» **Exercise**: Copy every line of the records below where the word "依靠当地实际的产业经济发展" occurs.

» **Working data**:

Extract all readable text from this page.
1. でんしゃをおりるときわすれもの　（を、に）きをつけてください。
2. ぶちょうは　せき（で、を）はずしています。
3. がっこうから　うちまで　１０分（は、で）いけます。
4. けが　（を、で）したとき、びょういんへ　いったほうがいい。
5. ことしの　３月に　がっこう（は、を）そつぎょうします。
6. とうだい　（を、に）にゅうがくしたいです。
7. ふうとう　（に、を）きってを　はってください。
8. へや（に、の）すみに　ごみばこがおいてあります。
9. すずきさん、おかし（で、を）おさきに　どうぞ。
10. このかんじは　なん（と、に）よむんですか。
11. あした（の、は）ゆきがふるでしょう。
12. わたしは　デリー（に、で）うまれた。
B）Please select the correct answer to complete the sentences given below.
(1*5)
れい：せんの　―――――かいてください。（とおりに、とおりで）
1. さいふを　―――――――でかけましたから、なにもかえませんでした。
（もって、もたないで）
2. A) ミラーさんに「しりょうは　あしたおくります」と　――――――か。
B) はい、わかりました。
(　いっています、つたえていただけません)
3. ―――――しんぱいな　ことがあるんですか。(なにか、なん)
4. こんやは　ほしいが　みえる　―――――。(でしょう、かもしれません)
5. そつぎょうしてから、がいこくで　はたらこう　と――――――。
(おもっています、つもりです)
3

...

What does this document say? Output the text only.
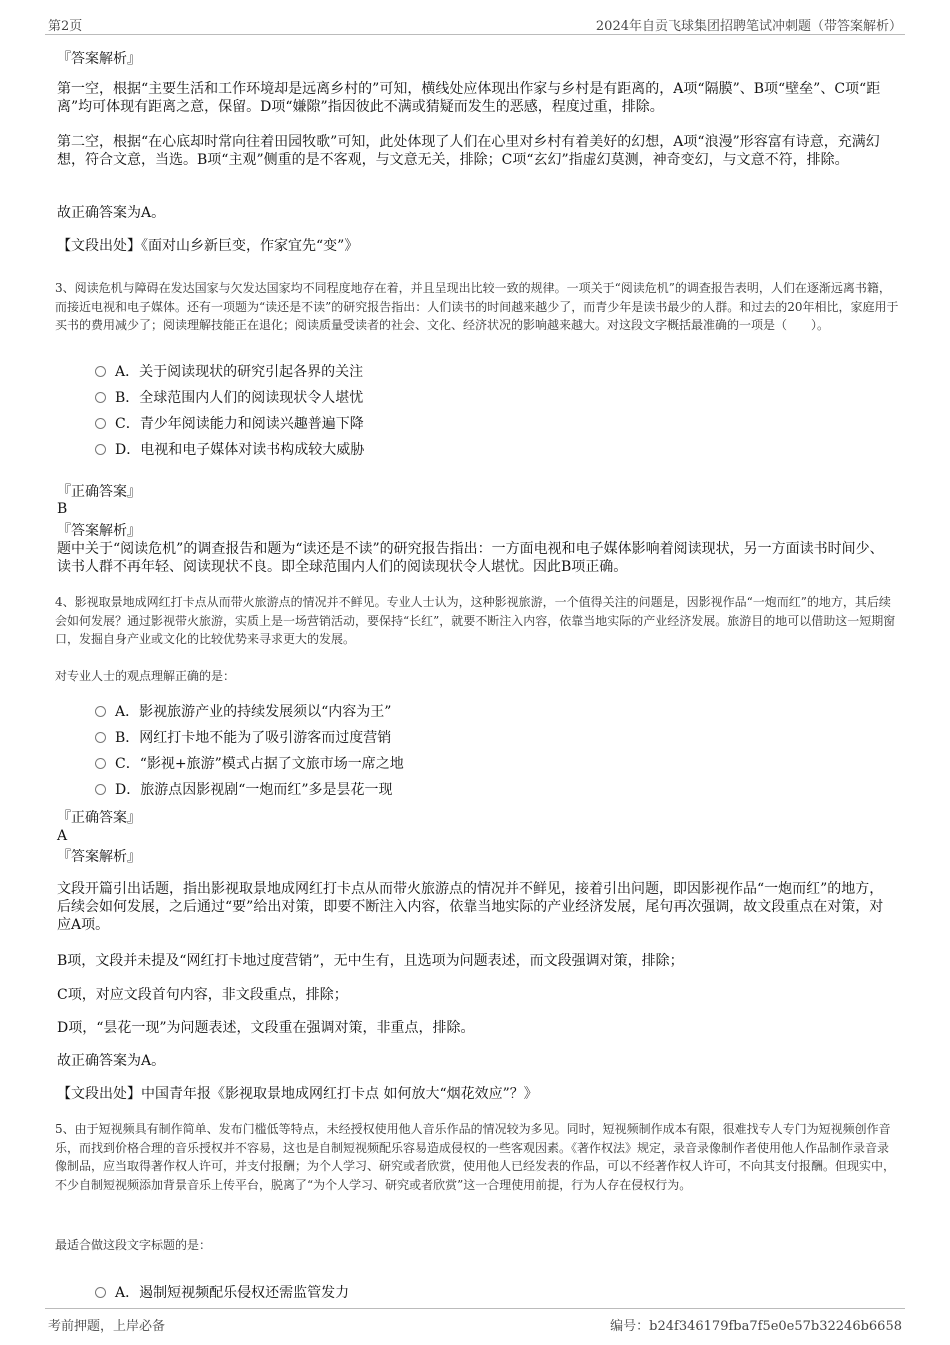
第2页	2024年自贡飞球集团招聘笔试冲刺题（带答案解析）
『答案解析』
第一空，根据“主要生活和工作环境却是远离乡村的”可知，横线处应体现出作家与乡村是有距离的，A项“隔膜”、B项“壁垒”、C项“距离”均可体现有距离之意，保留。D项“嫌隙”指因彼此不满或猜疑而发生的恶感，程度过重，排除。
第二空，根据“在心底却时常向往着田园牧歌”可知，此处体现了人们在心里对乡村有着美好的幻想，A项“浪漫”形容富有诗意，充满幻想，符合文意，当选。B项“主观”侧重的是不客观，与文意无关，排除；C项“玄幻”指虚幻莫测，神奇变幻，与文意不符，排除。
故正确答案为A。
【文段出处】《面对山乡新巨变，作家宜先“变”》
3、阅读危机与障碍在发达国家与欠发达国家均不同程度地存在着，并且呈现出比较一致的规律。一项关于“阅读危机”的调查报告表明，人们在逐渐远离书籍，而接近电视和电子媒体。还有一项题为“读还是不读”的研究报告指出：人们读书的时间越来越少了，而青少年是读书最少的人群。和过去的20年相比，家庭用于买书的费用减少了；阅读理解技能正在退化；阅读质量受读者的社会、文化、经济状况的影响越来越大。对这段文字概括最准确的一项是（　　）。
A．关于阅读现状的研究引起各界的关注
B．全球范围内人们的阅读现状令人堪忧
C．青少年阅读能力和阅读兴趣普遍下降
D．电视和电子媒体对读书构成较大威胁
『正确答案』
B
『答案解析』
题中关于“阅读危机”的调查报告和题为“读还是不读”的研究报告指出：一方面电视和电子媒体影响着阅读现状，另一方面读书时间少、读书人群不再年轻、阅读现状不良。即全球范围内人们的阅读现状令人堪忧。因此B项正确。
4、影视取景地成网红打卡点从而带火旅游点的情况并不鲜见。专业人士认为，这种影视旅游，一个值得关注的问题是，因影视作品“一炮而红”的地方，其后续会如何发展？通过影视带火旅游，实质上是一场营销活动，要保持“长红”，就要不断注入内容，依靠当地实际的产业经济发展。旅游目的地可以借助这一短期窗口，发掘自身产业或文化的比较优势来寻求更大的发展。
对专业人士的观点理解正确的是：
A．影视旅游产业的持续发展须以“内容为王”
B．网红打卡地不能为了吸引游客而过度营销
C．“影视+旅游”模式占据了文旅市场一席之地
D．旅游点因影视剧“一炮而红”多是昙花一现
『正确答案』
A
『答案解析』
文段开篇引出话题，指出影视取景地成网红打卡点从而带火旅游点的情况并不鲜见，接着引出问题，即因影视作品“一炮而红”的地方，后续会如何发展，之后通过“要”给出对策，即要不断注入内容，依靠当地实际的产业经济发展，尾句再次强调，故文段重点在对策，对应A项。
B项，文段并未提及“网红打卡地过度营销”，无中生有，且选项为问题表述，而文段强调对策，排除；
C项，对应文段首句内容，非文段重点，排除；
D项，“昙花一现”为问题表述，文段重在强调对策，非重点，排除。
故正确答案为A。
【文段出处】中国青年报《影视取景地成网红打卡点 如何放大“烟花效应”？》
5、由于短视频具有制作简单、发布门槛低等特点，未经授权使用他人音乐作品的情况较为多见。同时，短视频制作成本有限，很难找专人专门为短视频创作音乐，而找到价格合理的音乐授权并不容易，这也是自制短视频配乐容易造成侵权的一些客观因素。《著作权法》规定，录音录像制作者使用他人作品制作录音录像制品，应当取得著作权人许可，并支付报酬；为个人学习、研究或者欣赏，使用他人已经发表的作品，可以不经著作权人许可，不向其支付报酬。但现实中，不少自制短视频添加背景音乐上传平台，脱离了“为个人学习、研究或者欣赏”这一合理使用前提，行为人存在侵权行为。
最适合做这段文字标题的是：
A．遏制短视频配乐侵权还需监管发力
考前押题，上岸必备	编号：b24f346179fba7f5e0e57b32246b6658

» **The output**:
4、影视取景地成网红打卡点从而带火旅游点的情况并不鲜见。专业人士认为，这种影视旅游，一个值得关注的问题是，因影视作品“一炮而红”的地方，其后续会如何发展？通过影视带火旅游，实质上是一场营销活动，要保持“长红”，就要不断注入内容，依靠当地实际的产业经济发展。旅游目的地可以借助这一短期窗口，发掘自身产业或文化的比较优势来寻求更大的发展。
文段开篇引出话题，指出影视取景地成网红打卡点从而带火旅游点的情况并不鲜见，接着引出问题，即因影视作品“一炮而红”的地方，后续会如何发展，之后通过“要”给出对策，即要不断注入内容，依靠当地实际的产业经济发展，尾句再次强调，故文段重点在对策，对应A项。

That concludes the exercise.